# Given instruction
Transcribe each record exactly. Include every one.

* begin Data for processing *

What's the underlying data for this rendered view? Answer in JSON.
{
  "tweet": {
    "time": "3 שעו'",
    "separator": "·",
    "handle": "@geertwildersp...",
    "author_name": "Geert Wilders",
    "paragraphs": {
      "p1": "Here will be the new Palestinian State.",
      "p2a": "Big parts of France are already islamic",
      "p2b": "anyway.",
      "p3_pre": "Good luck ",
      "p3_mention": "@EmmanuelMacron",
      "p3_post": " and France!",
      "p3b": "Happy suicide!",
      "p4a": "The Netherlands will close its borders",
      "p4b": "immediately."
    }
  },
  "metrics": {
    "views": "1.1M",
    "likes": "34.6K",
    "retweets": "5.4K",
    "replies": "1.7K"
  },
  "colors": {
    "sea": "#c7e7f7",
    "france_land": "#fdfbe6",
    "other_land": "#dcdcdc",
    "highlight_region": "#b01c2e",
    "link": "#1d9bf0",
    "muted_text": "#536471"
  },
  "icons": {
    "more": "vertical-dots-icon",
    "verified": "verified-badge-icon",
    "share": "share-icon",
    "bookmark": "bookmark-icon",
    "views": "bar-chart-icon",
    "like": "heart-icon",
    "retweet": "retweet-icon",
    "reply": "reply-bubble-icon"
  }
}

* end Data for processing *

# Answer to the exercise
What's the underlying data for this rendered view? Answer in JSON.
{
  "tweet": {
    "time": "3 שעו'",
    "separator": "·",
    "handle": "@geertwildersp...",
    "author_name": "Geert Wilders",
    "paragraphs": {
      "p1": "Here will be the new Palestinian State.",
      "p2a": "Big parts of France are already islamic",
      "p2b": "anyway.",
      "p3_pre": "Good luck ",
      "p3_mention": "@EmmanuelMacron",
      "p3_post": " and France!",
      "p3b": "Happy suicide!",
      "p4a": "The Netherlands will close its borders",
      "p4b": "immediately."
    }
  },
  "metrics": {
    "views": "1.1M",
    "likes": "34.6K",
    "retweets": "5.4K",
    "replies": "1.7K"
  },
  "colors": {
    "sea": "#c7e7f7",
    "france_land": "#fdfbe6",
    "other_land": "#dcdcdc",
    "highlight_region": "#b01c2e",
    "link": "#1d9bf0",
    "muted_text": "#536471"
  },
  "icons": {
    "more": "vertical-dots-icon",
    "verified": "verified-badge-icon",
    "share": "share-icon",
    "bookmark": "bookmark-icon",
    "views": "bar-chart-icon",
    "like": "heart-icon",
    "retweet": "retweet-icon",
    "reply": "reply-bubble-icon"
  }
}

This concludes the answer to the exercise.